Written request: Copy each line with the word "disponibles" in it.

Rows from a dataset:
== == ==
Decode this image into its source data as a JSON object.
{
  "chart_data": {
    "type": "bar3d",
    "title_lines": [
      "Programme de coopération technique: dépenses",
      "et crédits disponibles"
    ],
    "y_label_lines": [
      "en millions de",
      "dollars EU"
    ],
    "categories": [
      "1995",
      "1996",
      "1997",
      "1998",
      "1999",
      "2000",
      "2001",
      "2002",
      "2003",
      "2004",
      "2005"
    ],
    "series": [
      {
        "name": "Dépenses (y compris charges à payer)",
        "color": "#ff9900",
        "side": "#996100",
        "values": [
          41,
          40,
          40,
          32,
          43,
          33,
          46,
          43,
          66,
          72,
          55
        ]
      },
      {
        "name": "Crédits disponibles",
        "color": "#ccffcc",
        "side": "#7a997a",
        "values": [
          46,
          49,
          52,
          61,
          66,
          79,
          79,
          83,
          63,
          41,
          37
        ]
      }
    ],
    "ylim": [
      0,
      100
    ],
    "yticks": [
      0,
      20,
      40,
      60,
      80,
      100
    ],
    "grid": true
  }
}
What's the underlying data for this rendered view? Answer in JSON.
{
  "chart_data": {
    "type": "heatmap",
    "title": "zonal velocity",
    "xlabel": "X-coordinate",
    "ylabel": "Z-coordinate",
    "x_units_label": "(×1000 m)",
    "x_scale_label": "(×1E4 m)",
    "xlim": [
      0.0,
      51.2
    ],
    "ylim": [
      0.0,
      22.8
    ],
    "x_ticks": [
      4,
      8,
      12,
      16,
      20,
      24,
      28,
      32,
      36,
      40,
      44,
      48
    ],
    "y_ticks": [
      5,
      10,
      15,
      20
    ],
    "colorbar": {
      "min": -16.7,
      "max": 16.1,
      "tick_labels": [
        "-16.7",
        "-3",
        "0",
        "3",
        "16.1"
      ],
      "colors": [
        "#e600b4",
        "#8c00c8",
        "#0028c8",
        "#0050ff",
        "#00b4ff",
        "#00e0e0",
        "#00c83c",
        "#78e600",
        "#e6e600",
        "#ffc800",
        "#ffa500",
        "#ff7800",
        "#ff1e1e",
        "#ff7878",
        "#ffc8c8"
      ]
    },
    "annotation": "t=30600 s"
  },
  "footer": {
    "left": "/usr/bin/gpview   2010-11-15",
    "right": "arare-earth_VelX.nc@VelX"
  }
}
== == ==
Finished task:
      "et crédits disponibles"
        "name": "Crédits disponibles",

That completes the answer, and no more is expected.